--- Objective ---
Output all lines exactly.

[Stored entries]
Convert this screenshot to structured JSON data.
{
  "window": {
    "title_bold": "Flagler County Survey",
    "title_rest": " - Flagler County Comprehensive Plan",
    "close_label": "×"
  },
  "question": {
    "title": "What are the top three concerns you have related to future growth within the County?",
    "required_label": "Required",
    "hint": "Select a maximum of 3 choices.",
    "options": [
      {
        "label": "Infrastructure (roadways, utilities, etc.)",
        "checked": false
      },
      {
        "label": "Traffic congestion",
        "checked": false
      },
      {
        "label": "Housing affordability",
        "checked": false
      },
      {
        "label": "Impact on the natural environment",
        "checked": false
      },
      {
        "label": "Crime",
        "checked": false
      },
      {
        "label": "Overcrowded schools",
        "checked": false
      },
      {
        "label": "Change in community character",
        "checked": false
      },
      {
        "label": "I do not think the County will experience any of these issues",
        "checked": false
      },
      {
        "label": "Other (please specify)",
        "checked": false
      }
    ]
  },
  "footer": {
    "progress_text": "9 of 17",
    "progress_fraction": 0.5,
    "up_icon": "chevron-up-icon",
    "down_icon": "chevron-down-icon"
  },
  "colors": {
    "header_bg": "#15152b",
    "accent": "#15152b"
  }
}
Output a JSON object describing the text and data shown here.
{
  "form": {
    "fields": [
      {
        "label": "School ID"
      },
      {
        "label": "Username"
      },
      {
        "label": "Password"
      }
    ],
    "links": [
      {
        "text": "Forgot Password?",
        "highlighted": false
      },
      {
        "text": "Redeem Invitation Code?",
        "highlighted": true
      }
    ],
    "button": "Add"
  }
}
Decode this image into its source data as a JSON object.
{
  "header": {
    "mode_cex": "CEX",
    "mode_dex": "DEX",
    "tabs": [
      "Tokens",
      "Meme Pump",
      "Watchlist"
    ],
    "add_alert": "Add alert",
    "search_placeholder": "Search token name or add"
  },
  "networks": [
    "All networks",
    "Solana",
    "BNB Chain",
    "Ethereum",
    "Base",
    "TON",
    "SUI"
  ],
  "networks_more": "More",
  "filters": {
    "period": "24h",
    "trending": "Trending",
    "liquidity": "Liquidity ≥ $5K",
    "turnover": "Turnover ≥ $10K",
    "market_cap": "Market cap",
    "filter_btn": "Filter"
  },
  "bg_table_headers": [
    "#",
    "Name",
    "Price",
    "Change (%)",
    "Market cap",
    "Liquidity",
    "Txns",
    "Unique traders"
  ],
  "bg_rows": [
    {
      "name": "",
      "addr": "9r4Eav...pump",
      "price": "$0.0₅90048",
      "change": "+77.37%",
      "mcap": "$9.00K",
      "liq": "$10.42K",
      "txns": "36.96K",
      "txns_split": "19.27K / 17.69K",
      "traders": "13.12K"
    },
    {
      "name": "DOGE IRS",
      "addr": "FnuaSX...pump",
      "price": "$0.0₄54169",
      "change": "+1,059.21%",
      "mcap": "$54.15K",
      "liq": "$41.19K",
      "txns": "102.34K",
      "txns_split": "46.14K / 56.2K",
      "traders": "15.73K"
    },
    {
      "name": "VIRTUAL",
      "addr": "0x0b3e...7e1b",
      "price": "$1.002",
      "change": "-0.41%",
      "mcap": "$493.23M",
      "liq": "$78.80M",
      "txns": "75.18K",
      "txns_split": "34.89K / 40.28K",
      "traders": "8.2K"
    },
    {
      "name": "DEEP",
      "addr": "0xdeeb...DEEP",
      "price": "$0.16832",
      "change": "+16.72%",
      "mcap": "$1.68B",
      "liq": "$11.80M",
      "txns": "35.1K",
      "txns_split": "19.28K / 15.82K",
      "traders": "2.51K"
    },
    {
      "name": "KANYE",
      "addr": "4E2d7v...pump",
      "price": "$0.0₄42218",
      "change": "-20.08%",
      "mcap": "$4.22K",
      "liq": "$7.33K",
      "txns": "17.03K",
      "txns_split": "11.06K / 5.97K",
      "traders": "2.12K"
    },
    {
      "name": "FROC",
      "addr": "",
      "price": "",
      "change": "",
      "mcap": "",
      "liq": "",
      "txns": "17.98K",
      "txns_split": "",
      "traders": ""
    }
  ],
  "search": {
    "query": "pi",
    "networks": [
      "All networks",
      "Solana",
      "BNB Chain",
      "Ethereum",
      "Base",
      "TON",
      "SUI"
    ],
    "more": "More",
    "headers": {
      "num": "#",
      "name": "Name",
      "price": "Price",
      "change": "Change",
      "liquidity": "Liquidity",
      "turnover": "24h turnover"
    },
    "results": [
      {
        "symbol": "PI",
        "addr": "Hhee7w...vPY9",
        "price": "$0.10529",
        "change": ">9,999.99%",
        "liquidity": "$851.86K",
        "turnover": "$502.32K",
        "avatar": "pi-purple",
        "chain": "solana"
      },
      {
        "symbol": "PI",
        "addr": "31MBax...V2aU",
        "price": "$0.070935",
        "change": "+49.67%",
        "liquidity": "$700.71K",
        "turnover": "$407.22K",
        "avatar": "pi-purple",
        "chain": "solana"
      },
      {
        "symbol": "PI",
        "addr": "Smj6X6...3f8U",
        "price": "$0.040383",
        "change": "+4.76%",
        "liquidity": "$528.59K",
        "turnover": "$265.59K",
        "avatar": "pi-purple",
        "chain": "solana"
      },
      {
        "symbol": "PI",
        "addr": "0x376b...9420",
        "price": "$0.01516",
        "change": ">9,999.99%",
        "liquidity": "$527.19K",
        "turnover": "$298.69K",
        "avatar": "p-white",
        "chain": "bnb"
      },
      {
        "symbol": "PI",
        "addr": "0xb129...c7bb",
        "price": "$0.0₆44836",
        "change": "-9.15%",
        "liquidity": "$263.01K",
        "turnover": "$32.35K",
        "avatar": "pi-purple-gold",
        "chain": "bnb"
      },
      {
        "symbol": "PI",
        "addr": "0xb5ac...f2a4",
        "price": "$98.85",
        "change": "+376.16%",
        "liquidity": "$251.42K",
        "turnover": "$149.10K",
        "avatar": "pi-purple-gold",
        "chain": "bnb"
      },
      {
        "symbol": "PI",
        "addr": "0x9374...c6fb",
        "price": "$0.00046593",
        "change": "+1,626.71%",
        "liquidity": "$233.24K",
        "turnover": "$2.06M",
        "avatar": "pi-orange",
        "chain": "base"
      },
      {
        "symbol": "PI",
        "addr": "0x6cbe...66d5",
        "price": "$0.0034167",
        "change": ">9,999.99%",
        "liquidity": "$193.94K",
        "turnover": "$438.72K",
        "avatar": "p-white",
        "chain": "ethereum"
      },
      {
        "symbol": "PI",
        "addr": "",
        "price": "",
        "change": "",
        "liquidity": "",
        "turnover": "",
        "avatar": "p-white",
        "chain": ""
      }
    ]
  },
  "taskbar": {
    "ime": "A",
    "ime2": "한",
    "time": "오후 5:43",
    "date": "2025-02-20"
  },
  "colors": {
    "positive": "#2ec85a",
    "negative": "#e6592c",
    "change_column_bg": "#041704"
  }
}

--- Full response ---
Convert this screenshot to structured JSON data.
{
  "window": {
    "title_bold": "Flagler County Survey",
    "title_rest": " - Flagler County Comprehensive Plan",
    "close_label": "×"
  },
  "question": {
    "title": "What are the top three concerns you have related to future growth within the County?",
    "required_label": "Required",
    "hint": "Select a maximum of 3 choices.",
    "options": [
      {
        "label": "Infrastructure (roadways, utilities, etc.)",
        "checked": false
      },
      {
        "label": "Traffic congestion",
        "checked": false
      },
      {
        "label": "Housing affordability",
        "checked": false
      },
      {
        "label": "Impact on the natural environment",
        "checked": false
      },
      {
        "label": "Crime",
        "checked": false
      },
      {
        "label": "Overcrowded schools",
        "checked": false
      },
      {
        "label": "Change in community character",
        "checked": false
      },
      {
        "label": "I do not think the County will experience any of these issues",
        "checked": false
      },
      {
        "label": "Other (please specify)",
        "checked": false
      }
    ]
  },
  "footer": {
    "progress_text": "9 of 17",
    "progress_fraction": 0.5,
    "up_icon": "chevron-up-icon",
    "down_icon": "chevron-down-icon"
  },
  "colors": {
    "header_bg": "#15152b",
    "accent": "#15152b"
  }
}
Output a JSON object describing the text and data shown here.
{
  "form": {
    "fields": [
      {
        "label": "School ID"
      },
      {
        "label": "Username"
      },
      {
        "label": "Password"
      }
    ],
    "links": [
      {
        "text": "Forgot Password?",
        "highlighted": false
      },
      {
        "text": "Redeem Invitation Code?",
        "highlighted": true
      }
    ],
    "button": "Add"
  }
}
Decode this image into its source data as a JSON object.
{
  "header": {
    "mode_cex": "CEX",
    "mode_dex": "DEX",
    "tabs": [
      "Tokens",
      "Meme Pump",
      "Watchlist"
    ],
    "add_alert": "Add alert",
    "search_placeholder": "Search token name or add"
  },
  "networks": [
    "All networks",
    "Solana",
    "BNB Chain",
    "Ethereum",
    "Base",
    "TON",
    "SUI"
  ],
  "networks_more": "More",
  "filters": {
    "period": "24h",
    "trending": "Trending",
    "liquidity": "Liquidity ≥ $5K",
    "turnover": "Turnover ≥ $10K",
    "market_cap": "Market cap",
    "filter_btn": "Filter"
  },
  "bg_table_headers": [
    "#",
    "Name",
    "Price",
    "Change (%)",
    "Market cap",
    "Liquidity",
    "Txns",
    "Unique traders"
  ],
  "bg_rows": [
    {
      "name": "",
      "addr": "9r4Eav...pump",
      "price": "$0.0₅90048",
      "change": "+77.37%",
      "mcap": "$9.00K",
      "liq": "$10.42K",
      "txns": "36.96K",
      "txns_split": "19.27K / 17.69K",
      "traders": "13.12K"
    },
    {
      "name": "DOGE IRS",
      "addr": "FnuaSX...pump",
      "price": "$0.0₄54169",
      "change": "+1,059.21%",
      "mcap": "$54.15K",
      "liq": "$41.19K",
      "txns": "102.34K",
      "txns_split": "46.14K / 56.2K",
      "traders": "15.73K"
    },
    {
      "name": "VIRTUAL",
      "addr": "0x0b3e...7e1b",
      "price": "$1.002",
      "change": "-0.41%",
      "mcap": "$493.23M",
      "liq": "$78.80M",
      "txns": "75.18K",
      "txns_split": "34.89K / 40.28K",
      "traders": "8.2K"
    },
    {
      "name": "DEEP",
      "addr": "0xdeeb...DEEP",
      "price": "$0.16832",
      "change": "+16.72%",
      "mcap": "$1.68B",
      "liq": "$11.80M",
      "txns": "35.1K",
      "txns_split": "19.28K / 15.82K",
      "traders": "2.51K"
    },
    {
      "name": "KANYE",
      "addr": "4E2d7v...pump",
      "price": "$0.0₄42218",
      "change": "-20.08%",
      "mcap": "$4.22K",
      "liq": "$7.33K",
      "txns": "17.03K",
      "txns_split": "11.06K / 5.97K",
      "traders": "2.12K"
    },
    {
      "name": "FROC",
      "addr": "",
      "price": "",
      "change": "",
      "mcap": "",
      "liq": "",
      "txns": "17.98K",
      "txns_split": "",
      "traders": ""
    }
  ],
  "search": {
    "query": "pi",
    "networks": [
      "All networks",
      "Solana",
      "BNB Chain",
      "Ethereum",
      "Base",
      "TON",
      "SUI"
    ],
    "more": "More",
    "headers": {
      "num": "#",
      "name": "Name",
      "price": "Price",
      "change": "Change",
      "liquidity": "Liquidity",
      "turnover": "24h turnover"
    },
    "results": [
      {
        "symbol": "PI",
        "addr": "Hhee7w...vPY9",
        "price": "$0.10529",
        "change": ">9,999.99%",
        "liquidity": "$851.86K",
        "turnover": "$502.32K",
        "avatar": "pi-purple",
        "chain": "solana"
      },
      {
        "symbol": "PI",
        "addr": "31MBax...V2aU",
        "price": "$0.070935",
        "change": "+49.67%",
        "liquidity": "$700.71K",
        "turnover": "$407.22K",
        "avatar": "pi-purple",
        "chain": "solana"
      },
      {
        "symbol": "PI",
        "addr": "Smj6X6...3f8U",
        "price": "$0.040383",
        "change": "+4.76%",
        "liquidity": "$528.59K",
        "turnover": "$265.59K",
        "avatar": "pi-purple",
        "chain": "solana"
      },
      {
        "symbol": "PI",
        "addr": "0x376b...9420",
        "price": "$0.01516",
        "change": ">9,999.99%",
        "liquidity": "$527.19K",
        "turnover": "$298.69K",
        "avatar": "p-white",
        "chain": "bnb"
      },
      {
        "symbol": "PI",
        "addr": "0xb129...c7bb",
        "price": "$0.0₆44836",
        "change": "-9.15%",
        "liquidity": "$263.01K",
        "turnover": "$32.35K",
        "avatar": "pi-purple-gold",
        "chain": "bnb"
      },
      {
        "symbol": "PI",
        "addr": "0xb5ac...f2a4",
        "price": "$98.85",
        "change": "+376.16%",
        "liquidity": "$251.42K",
        "turnover": "$149.10K",
        "avatar": "pi-purple-gold",
        "chain": "bnb"
      },
      {
        "symbol": "PI",
        "addr": "0x9374...c6fb",
        "price": "$0.00046593",
        "change": "+1,626.71%",
        "liquidity": "$233.24K",
        "turnover": "$2.06M",
        "avatar": "pi-orange",
        "chain": "base"
      },
      {
        "symbol": "PI",
        "addr": "0x6cbe...66d5",
        "price": "$0.0034167",
        "change": ">9,999.99%",
        "liquidity": "$193.94K",
        "turnover": "$438.72K",
        "avatar": "p-white",
        "chain": "ethereum"
      },
      {
        "symbol": "PI",
        "addr": "",
        "price": "",
        "change": "",
        "liquidity": "",
        "turnover": "",
        "avatar": "p-white",
        "chain": ""
      }
    ]
  },
  "taskbar": {
    "ime": "A",
    "ime2": "한",
    "time": "오후 5:43",
    "date": "2025-02-20"
  },
  "colors": {
    "positive": "#2ec85a",
    "negative": "#e6592c",
    "change_column_bg": "#041704"
  }
}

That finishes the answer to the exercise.